**Work to complete:** Output the entries underneath exactly as they are.

**Data entries for graphics:**
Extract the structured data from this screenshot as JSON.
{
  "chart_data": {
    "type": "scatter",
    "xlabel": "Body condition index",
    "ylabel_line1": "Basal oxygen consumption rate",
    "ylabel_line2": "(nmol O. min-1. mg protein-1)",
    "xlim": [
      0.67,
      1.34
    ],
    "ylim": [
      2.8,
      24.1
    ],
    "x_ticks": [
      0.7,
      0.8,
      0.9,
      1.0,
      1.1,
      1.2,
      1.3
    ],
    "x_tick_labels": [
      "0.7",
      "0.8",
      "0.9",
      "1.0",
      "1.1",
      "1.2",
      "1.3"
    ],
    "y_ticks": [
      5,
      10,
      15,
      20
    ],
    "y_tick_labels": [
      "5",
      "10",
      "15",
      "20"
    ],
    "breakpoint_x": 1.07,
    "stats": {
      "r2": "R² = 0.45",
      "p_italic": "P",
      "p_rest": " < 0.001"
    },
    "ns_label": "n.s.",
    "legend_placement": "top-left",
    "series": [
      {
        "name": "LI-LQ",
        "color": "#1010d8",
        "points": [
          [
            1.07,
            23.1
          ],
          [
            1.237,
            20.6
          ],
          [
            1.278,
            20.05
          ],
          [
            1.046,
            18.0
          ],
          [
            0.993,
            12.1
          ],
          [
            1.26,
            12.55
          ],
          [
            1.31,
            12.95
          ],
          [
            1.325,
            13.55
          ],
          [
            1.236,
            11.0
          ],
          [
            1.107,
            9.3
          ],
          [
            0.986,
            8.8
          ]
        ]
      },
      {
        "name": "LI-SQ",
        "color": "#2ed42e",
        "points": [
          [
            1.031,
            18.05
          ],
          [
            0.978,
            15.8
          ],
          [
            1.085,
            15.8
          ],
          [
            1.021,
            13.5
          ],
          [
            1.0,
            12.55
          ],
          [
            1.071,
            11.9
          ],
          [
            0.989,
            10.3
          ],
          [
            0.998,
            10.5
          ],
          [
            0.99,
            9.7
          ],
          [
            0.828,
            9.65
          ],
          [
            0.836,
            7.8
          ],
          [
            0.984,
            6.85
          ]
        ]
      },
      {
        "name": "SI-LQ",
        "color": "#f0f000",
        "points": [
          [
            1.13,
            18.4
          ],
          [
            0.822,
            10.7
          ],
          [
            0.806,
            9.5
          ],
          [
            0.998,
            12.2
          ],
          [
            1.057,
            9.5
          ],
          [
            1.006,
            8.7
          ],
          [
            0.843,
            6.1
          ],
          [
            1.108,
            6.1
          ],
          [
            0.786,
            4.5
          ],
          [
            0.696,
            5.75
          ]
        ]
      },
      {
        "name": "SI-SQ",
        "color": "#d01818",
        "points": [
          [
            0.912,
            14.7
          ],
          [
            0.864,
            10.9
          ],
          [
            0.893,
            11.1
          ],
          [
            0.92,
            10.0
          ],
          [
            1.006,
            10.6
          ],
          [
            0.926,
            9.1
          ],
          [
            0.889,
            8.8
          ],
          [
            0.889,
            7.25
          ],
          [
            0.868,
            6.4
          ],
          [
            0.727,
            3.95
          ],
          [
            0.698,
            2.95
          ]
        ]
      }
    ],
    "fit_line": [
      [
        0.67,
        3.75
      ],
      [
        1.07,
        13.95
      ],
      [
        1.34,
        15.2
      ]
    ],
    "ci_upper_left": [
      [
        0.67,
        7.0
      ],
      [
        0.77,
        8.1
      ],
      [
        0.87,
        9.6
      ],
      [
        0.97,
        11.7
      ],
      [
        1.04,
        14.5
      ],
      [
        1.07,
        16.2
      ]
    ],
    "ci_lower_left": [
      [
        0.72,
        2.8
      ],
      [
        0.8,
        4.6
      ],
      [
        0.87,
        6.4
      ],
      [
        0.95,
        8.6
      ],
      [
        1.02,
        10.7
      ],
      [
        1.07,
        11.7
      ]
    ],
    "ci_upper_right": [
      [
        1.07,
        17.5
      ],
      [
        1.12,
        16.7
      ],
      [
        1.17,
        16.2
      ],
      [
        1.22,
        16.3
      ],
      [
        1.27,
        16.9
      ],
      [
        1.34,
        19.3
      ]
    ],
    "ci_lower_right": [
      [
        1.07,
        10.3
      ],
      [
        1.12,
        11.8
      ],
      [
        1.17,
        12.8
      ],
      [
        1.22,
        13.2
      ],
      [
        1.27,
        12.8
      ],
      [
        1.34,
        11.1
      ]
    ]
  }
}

**Answer to this task:**
Extract the structured data from this screenshot as JSON.
{
  "chart_data": {
    "type": "scatter",
    "xlabel": "Body condition index",
    "ylabel_line1": "Basal oxygen consumption rate",
    "ylabel_line2": "(nmol O. min-1. mg protein-1)",
    "xlim": [
      0.67,
      1.34
    ],
    "ylim": [
      2.8,
      24.1
    ],
    "x_ticks": [
      0.7,
      0.8,
      0.9,
      1.0,
      1.1,
      1.2,
      1.3
    ],
    "x_tick_labels": [
      "0.7",
      "0.8",
      "0.9",
      "1.0",
      "1.1",
      "1.2",
      "1.3"
    ],
    "y_ticks": [
      5,
      10,
      15,
      20
    ],
    "y_tick_labels": [
      "5",
      "10",
      "15",
      "20"
    ],
    "breakpoint_x": 1.07,
    "stats": {
      "r2": "R² = 0.45",
      "p_italic": "P",
      "p_rest": " < 0.001"
    },
    "ns_label": "n.s.",
    "legend_placement": "top-left",
    "series": [
      {
        "name": "LI-LQ",
        "color": "#1010d8",
        "points": [
          [
            1.07,
            23.1
          ],
          [
            1.237,
            20.6
          ],
          [
            1.278,
            20.05
          ],
          [
            1.046,
            18.0
          ],
          [
            0.993,
            12.1
          ],
          [
            1.26,
            12.55
          ],
          [
            1.31,
            12.95
          ],
          [
            1.325,
            13.55
          ],
          [
            1.236,
            11.0
          ],
          [
            1.107,
            9.3
          ],
          [
            0.986,
            8.8
          ]
        ]
      },
      {
        "name": "LI-SQ",
        "color": "#2ed42e",
        "points": [
          [
            1.031,
            18.05
          ],
          [
            0.978,
            15.8
          ],
          [
            1.085,
            15.8
          ],
          [
            1.021,
            13.5
          ],
          [
            1.0,
            12.55
          ],
          [
            1.071,
            11.9
          ],
          [
            0.989,
            10.3
          ],
          [
            0.998,
            10.5
          ],
          [
            0.99,
            9.7
          ],
          [
            0.828,
            9.65
          ],
          [
            0.836,
            7.8
          ],
          [
            0.984,
            6.85
          ]
        ]
      },
      {
        "name": "SI-LQ",
        "color": "#f0f000",
        "points": [
          [
            1.13,
            18.4
          ],
          [
            0.822,
            10.7
          ],
          [
            0.806,
            9.5
          ],
          [
            0.998,
            12.2
          ],
          [
            1.057,
            9.5
          ],
          [
            1.006,
            8.7
          ],
          [
            0.843,
            6.1
          ],
          [
            1.108,
            6.1
          ],
          [
            0.786,
            4.5
          ],
          [
            0.696,
            5.75
          ]
        ]
      },
      {
        "name": "SI-SQ",
        "color": "#d01818",
        "points": [
          [
            0.912,
            14.7
          ],
          [
            0.864,
            10.9
          ],
          [
            0.893,
            11.1
          ],
          [
            0.92,
            10.0
          ],
          [
            1.006,
            10.6
          ],
          [
            0.926,
            9.1
          ],
          [
            0.889,
            8.8
          ],
          [
            0.889,
            7.25
          ],
          [
            0.868,
            6.4
          ],
          [
            0.727,
            3.95
          ],
          [
            0.698,
            2.95
          ]
        ]
      }
    ],
    "fit_line": [
      [
        0.67,
        3.75
      ],
      [
        1.07,
        13.95
      ],
      [
        1.34,
        15.2
      ]
    ],
    "ci_upper_left": [
      [
        0.67,
        7.0
      ],
      [
        0.77,
        8.1
      ],
      [
        0.87,
        9.6
      ],
      [
        0.97,
        11.7
      ],
      [
        1.04,
        14.5
      ],
      [
        1.07,
        16.2
      ]
    ],
    "ci_lower_left": [
      [
        0.72,
        2.8
      ],
      [
        0.8,
        4.6
      ],
      [
        0.87,
        6.4
      ],
      [
        0.95,
        8.6
      ],
      [
        1.02,
        10.7
      ],
      [
        1.07,
        11.7
      ]
    ],
    "ci_upper_right": [
      [
        1.07,
        17.5
      ],
      [
        1.12,
        16.7
      ],
      [
        1.17,
        16.2
      ],
      [
        1.22,
        16.3
      ],
      [
        1.27,
        16.9
      ],
      [
        1.34,
        19.3
      ]
    ],
    "ci_lower_right": [
      [
        1.07,
        10.3
      ],
      [
        1.12,
        11.8
      ],
      [
        1.17,
        12.8
      ],
      [
        1.22,
        13.2
      ],
      [
        1.27,
        12.8
      ],
      [
        1.34,
        11.1
      ]
    ]
  }
}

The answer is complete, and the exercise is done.